• Task to carry out: Tally the lines of the data that include the word "params" and state the total, nothing else.

--------

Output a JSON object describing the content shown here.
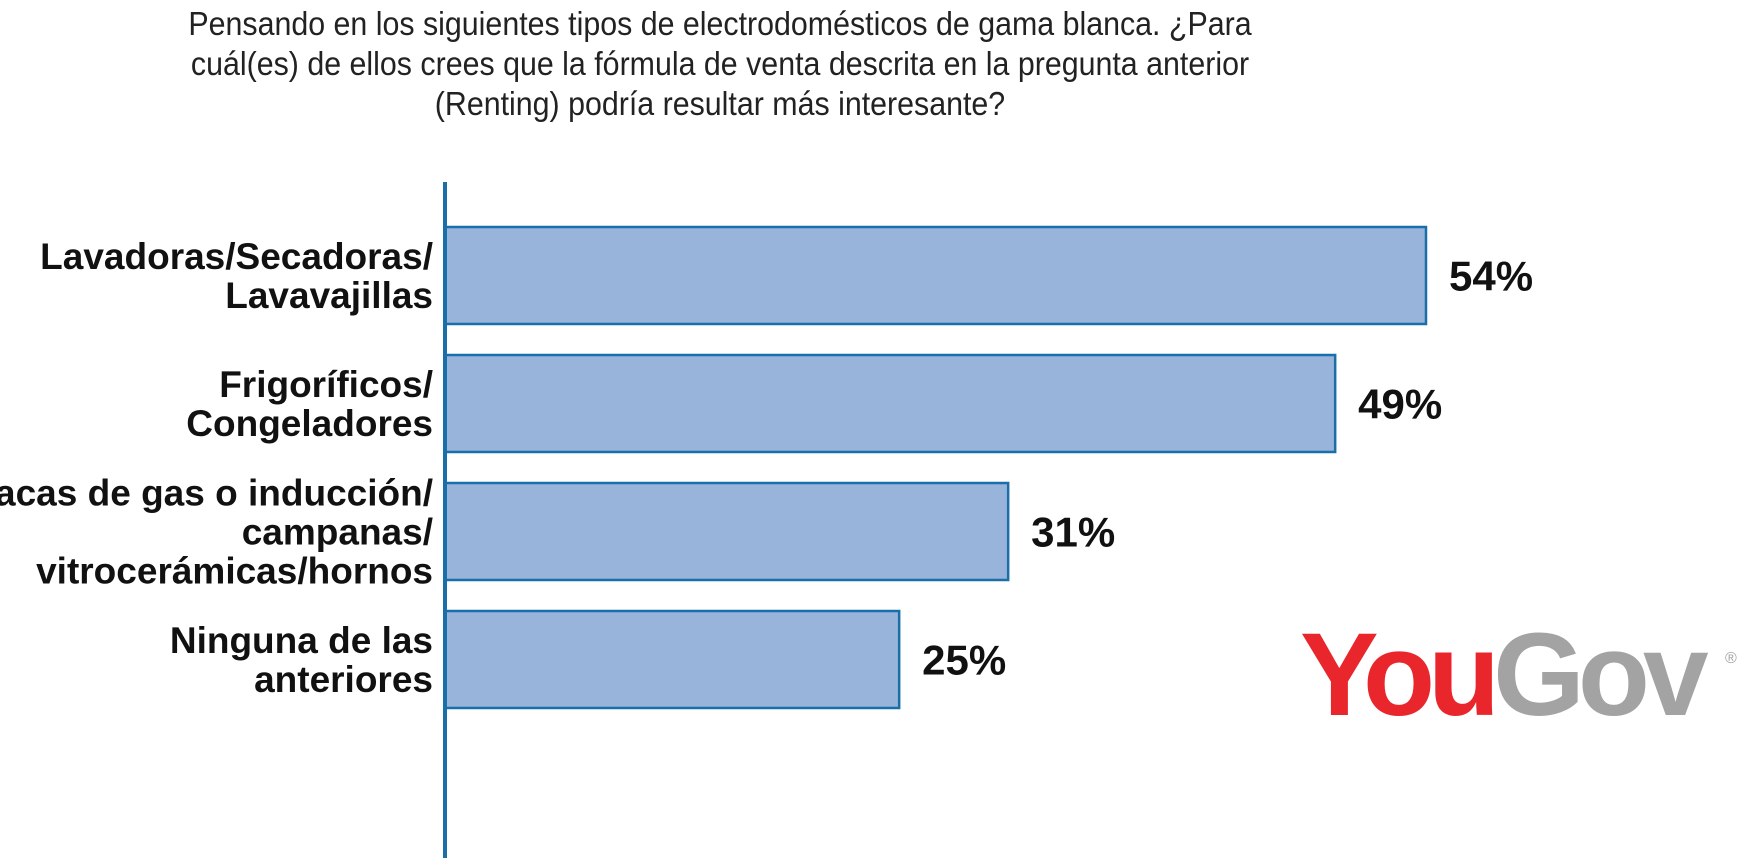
{
  "chart_data": {
    "type": "bar",
    "orientation": "horizontal",
    "title_lines": [
      "Pensando en los siguientes tipos de electrodomésticos de gama blanca. ¿Para",
      "cuál(es) de ellos crees que la fórmula de venta descrita en la pregunta anterior",
      "(Renting) podría resultar más interesante?"
    ],
    "categories": [
      [
        "Lavadoras/Secadoras/",
        "Lavavajillas"
      ],
      [
        "Frigoríficos/",
        "Congeladores"
      ],
      [
        "Placas de gas o inducción/",
        "campanas/",
        "vitrocerámicas/hornos"
      ],
      [
        "Ninguna de las",
        "anteriores"
      ]
    ],
    "values": [
      54,
      49,
      31,
      25
    ],
    "value_labels": [
      "54%",
      "49%",
      "31%",
      "25%"
    ],
    "xlim": [
      0,
      60
    ],
    "grid": false,
    "legend": "none",
    "colors": {
      "bar_fill": "#98b4da",
      "bar_stroke": "#1a6fa8",
      "axis": "#1a6fa8",
      "text": "#111111"
    }
  },
  "logo": {
    "part1": "You",
    "part2": "Gov",
    "mark": "®",
    "colors": {
      "part1": "#e8262b",
      "part2": "#a3a3a3",
      "mark": "#a3a3a3"
    }
  }
}
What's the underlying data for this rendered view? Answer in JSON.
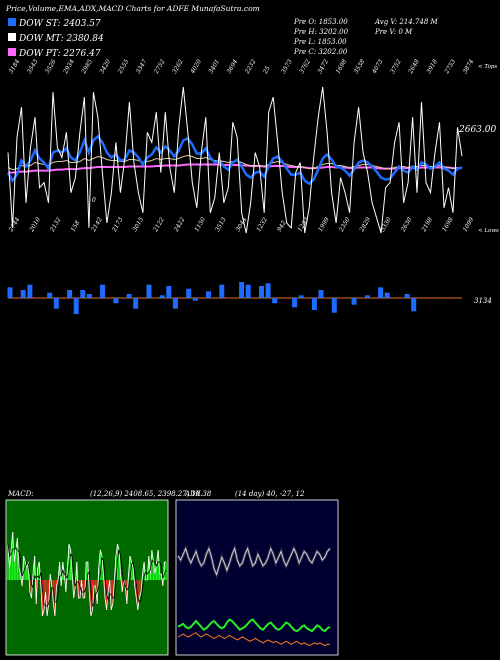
{
  "header": {
    "title": "Price,Volume,EMA,ADX,MACD Charts for ADFE MunafaSutra.com"
  },
  "legend": [
    {
      "label": "DOW ST: 2403.57",
      "color": "#1e6bff"
    },
    {
      "label": "DOW MT: 2380.84",
      "color": "#ffffff"
    },
    {
      "label": "DOW PT: 2276.47",
      "color": "#ff66ff"
    }
  ],
  "stats": {
    "col1": [
      "Pre O: 1853.00",
      "Pre H: 3202.00",
      "Pre L: 1853.00",
      "Pre C: 3202.00"
    ],
    "col2": [
      "Avg V: 214.748 M",
      "Pre V: 0 M"
    ]
  },
  "price_panel": {
    "last_price_label": "2663.00",
    "right_top_label": "< Tops",
    "right_bottom_label": "< Lows",
    "circle_marker": "0",
    "top_labels": [
      "3184",
      "3543",
      "3526",
      "2934",
      "2985",
      "3420",
      "2555",
      "3347",
      "2752",
      "3262",
      "4020",
      "3401",
      "3694",
      "2232",
      "25",
      "3573",
      "3762",
      "3472",
      "1698",
      "3538",
      "4073",
      "3752",
      "2648",
      "3918",
      "2753",
      "3874"
    ],
    "bottom_labels": [
      "2744",
      "2010",
      "2132",
      "158",
      "2142",
      "2173",
      "3015",
      "2122",
      "2422",
      "1150",
      "3513",
      "3044",
      "1232",
      "942",
      "1283",
      "1999",
      "2350",
      "2829",
      "3330",
      "2630",
      "2198",
      "1698",
      "1099"
    ]
  },
  "volume_panel": {
    "label": "3134"
  },
  "macd_panel": {
    "title": "MACD:",
    "params": "(12,26,9) 2408.65, 2398.27, 10.38"
  },
  "adx_panel": {
    "title": "ADX",
    "params": "(14 day) 40, -27, 12"
  },
  "chart_data": {
    "type": "line",
    "price_close": [
      2700,
      1950,
      2850,
      3150,
      2200,
      2750,
      3050,
      2350,
      2400,
      2200,
      3300,
      2750,
      2650,
      2900,
      2300,
      2450,
      2900,
      3250,
      1950,
      3300,
      3050,
      2500,
      2000,
      2300,
      2800,
      2300,
      2650,
      3200,
      2600,
      2300,
      2100,
      2900,
      2800,
      3100,
      2500,
      3100,
      2550,
      2300,
      2950,
      3350,
      2900,
      2400,
      2150,
      2700,
      3050,
      2100,
      2250,
      2700,
      2200,
      2350,
      3000,
      2850,
      2100,
      1900,
      2200,
      2700,
      2550,
      2100,
      3100,
      3250,
      2800,
      2300,
      2000,
      1950,
      2500,
      2600,
      1900,
      2150,
      2650,
      3050,
      3350,
      2900,
      2300,
      2000,
      2450,
      2300,
      2100,
      2800,
      3150,
      2700,
      2500,
      2200,
      2050,
      1900,
      2350,
      2400,
      2800,
      3000,
      2200,
      2400,
      3050,
      2300,
      3200,
      2400,
      2300,
      2700,
      3000,
      2150,
      2350,
      2100,
      2950,
      2663
    ],
    "ema_short": [
      2500,
      2420,
      2480,
      2620,
      2560,
      2620,
      2720,
      2640,
      2600,
      2540,
      2700,
      2720,
      2700,
      2740,
      2650,
      2620,
      2700,
      2820,
      2700,
      2820,
      2860,
      2800,
      2700,
      2650,
      2680,
      2620,
      2630,
      2720,
      2700,
      2650,
      2580,
      2650,
      2680,
      2750,
      2700,
      2760,
      2720,
      2660,
      2720,
      2820,
      2840,
      2780,
      2690,
      2690,
      2740,
      2650,
      2600,
      2620,
      2560,
      2530,
      2600,
      2630,
      2560,
      2480,
      2450,
      2500,
      2510,
      2460,
      2560,
      2640,
      2660,
      2610,
      2540,
      2480,
      2480,
      2500,
      2420,
      2390,
      2430,
      2530,
      2640,
      2680,
      2630,
      2560,
      2550,
      2520,
      2470,
      2530,
      2600,
      2620,
      2600,
      2560,
      2510,
      2450,
      2430,
      2440,
      2500,
      2560,
      2520,
      2500,
      2560,
      2530,
      2600,
      2580,
      2540,
      2560,
      2600,
      2540,
      2520,
      2480,
      2540,
      2550
    ],
    "ema_mid": [
      2550,
      2530,
      2540,
      2570,
      2560,
      2570,
      2600,
      2590,
      2580,
      2570,
      2600,
      2610,
      2610,
      2620,
      2600,
      2600,
      2610,
      2640,
      2620,
      2640,
      2660,
      2650,
      2630,
      2620,
      2620,
      2610,
      2610,
      2630,
      2630,
      2620,
      2600,
      2610,
      2620,
      2640,
      2630,
      2640,
      2640,
      2630,
      2640,
      2660,
      2670,
      2660,
      2640,
      2640,
      2650,
      2630,
      2620,
      2620,
      2610,
      2600,
      2610,
      2620,
      2600,
      2580,
      2570,
      2570,
      2570,
      2560,
      2580,
      2600,
      2610,
      2600,
      2580,
      2570,
      2560,
      2560,
      2550,
      2540,
      2540,
      2560,
      2580,
      2590,
      2590,
      2570,
      2570,
      2560,
      2550,
      2560,
      2570,
      2580,
      2580,
      2570,
      2560,
      2550,
      2540,
      2540,
      2550,
      2560,
      2560,
      2550,
      2560,
      2560,
      2570,
      2570,
      2560,
      2560,
      2570,
      2560,
      2550,
      2540,
      2550,
      2550
    ],
    "ema_long": [
      2500,
      2500,
      2505,
      2510,
      2510,
      2515,
      2520,
      2520,
      2520,
      2520,
      2525,
      2530,
      2530,
      2535,
      2535,
      2535,
      2540,
      2545,
      2545,
      2550,
      2555,
      2555,
      2555,
      2555,
      2555,
      2555,
      2555,
      2560,
      2560,
      2560,
      2560,
      2560,
      2560,
      2565,
      2565,
      2570,
      2570,
      2570,
      2570,
      2575,
      2580,
      2580,
      2580,
      2580,
      2580,
      2580,
      2580,
      2580,
      2575,
      2575,
      2575,
      2575,
      2570,
      2570,
      2565,
      2565,
      2565,
      2560,
      2560,
      2565,
      2565,
      2565,
      2560,
      2555,
      2555,
      2555,
      2550,
      2545,
      2545,
      2545,
      2550,
      2555,
      2555,
      2550,
      2550,
      2550,
      2545,
      2545,
      2550,
      2550,
      2550,
      2550,
      2545,
      2540,
      2540,
      2540,
      2540,
      2545,
      2545,
      2545,
      2545,
      2545,
      2550,
      2550,
      2550,
      2550,
      2550,
      2550,
      2550,
      2545,
      2545,
      2545
    ],
    "volume": [
      8,
      0,
      6,
      10,
      0,
      0,
      4,
      8,
      0,
      6,
      12,
      6,
      3,
      0,
      10,
      0,
      4,
      0,
      3,
      8,
      0,
      10,
      0,
      2,
      9,
      8,
      0,
      7,
      2,
      0,
      5,
      0,
      10,
      0,
      0,
      12,
      10,
      0,
      9,
      11,
      4,
      0,
      0,
      7,
      2,
      0,
      9,
      6,
      0,
      11,
      0,
      0,
      5,
      0,
      2,
      0,
      8,
      4,
      0,
      0,
      3,
      10,
      0,
      0,
      0,
      0,
      0,
      0,
      0
    ],
    "macd": [
      0.6,
      0.2,
      0.5,
      0.8,
      0.3,
      0.5,
      0.7,
      0.2,
      0.1,
      -0.1,
      0.4,
      0.3,
      0.2,
      0.3,
      -0.2,
      -0.3,
      0.1,
      0.4,
      -0.4,
      0.2,
      0.3,
      -0.1,
      -0.6,
      -0.5,
      -0.2,
      -0.6,
      -0.4,
      0.1,
      -0.1,
      -0.4,
      -0.6,
      -0.1,
      0.0,
      0.3,
      -0.1,
      0.3,
      0.1,
      -0.2,
      0.2,
      0.6,
      0.5,
      0.1,
      -0.3,
      -0.1,
      0.3,
      -0.3,
      -0.3,
      0.0,
      -0.3,
      -0.3,
      0.3,
      0.3,
      -0.2,
      -0.6,
      -0.5,
      -0.1,
      -0.1,
      -0.4,
      0.2,
      0.5,
      0.4,
      0.1,
      -0.3,
      -0.5,
      -0.2,
      0.0,
      -0.5,
      -0.4,
      0.0,
      0.4,
      0.6,
      0.5,
      0.1,
      -0.2,
      0.0,
      -0.1,
      -0.4,
      0.1,
      0.4,
      0.3,
      0.2,
      -0.1,
      -0.3,
      -0.5,
      -0.3,
      -0.2,
      0.1,
      0.3,
      0.0,
      0.0,
      0.4,
      0.1,
      0.5,
      0.3,
      0.1,
      0.3,
      0.5,
      0.1,
      0.1,
      -0.1,
      0.3,
      0.3
    ],
    "adx_plus": [
      0.65,
      0.62,
      0.66,
      0.7,
      0.64,
      0.6,
      0.64,
      0.68,
      0.62,
      0.58,
      0.6,
      0.66,
      0.7,
      0.64,
      0.56,
      0.52,
      0.58,
      0.64,
      0.6,
      0.55,
      0.6,
      0.66,
      0.7,
      0.62,
      0.58,
      0.6,
      0.66,
      0.7,
      0.64,
      0.58,
      0.6,
      0.66,
      0.62,
      0.58,
      0.6,
      0.64,
      0.7,
      0.66,
      0.6,
      0.64,
      0.68,
      0.62,
      0.58,
      0.62,
      0.66,
      0.7,
      0.66,
      0.6,
      0.64,
      0.68,
      0.66,
      0.62,
      0.6,
      0.64,
      0.68,
      0.66,
      0.62,
      0.64,
      0.68,
      0.7
    ],
    "adx_minus": [
      0.16,
      0.17,
      0.18,
      0.16,
      0.15,
      0.16,
      0.18,
      0.2,
      0.18,
      0.16,
      0.14,
      0.15,
      0.17,
      0.19,
      0.2,
      0.18,
      0.16,
      0.15,
      0.16,
      0.19,
      0.21,
      0.2,
      0.18,
      0.16,
      0.14,
      0.15,
      0.16,
      0.18,
      0.2,
      0.21,
      0.19,
      0.17,
      0.15,
      0.14,
      0.16,
      0.18,
      0.19,
      0.17,
      0.15,
      0.14,
      0.15,
      0.17,
      0.19,
      0.18,
      0.16,
      0.14,
      0.13,
      0.14,
      0.16,
      0.17,
      0.15,
      0.14,
      0.13,
      0.15,
      0.17,
      0.16,
      0.14,
      0.13,
      0.15,
      0.16
    ],
    "adx_neg": [
      0.09,
      0.1,
      0.11,
      0.1,
      0.09,
      0.1,
      0.11,
      0.12,
      0.1,
      0.09,
      0.1,
      0.11,
      0.1,
      0.09,
      0.08,
      0.09,
      0.1,
      0.09,
      0.08,
      0.09,
      0.1,
      0.09,
      0.08,
      0.07,
      0.08,
      0.09,
      0.08,
      0.07,
      0.06,
      0.07,
      0.08,
      0.07,
      0.06,
      0.05,
      0.06,
      0.07,
      0.06,
      0.05,
      0.06,
      0.05,
      0.04,
      0.05,
      0.06,
      0.05,
      0.04,
      0.05,
      0.06,
      0.05,
      0.04,
      0.05,
      0.04,
      0.03,
      0.04,
      0.05,
      0.04,
      0.05,
      0.04,
      0.03,
      0.04,
      0.04
    ]
  }
}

--------

• Answer to this exercise: 2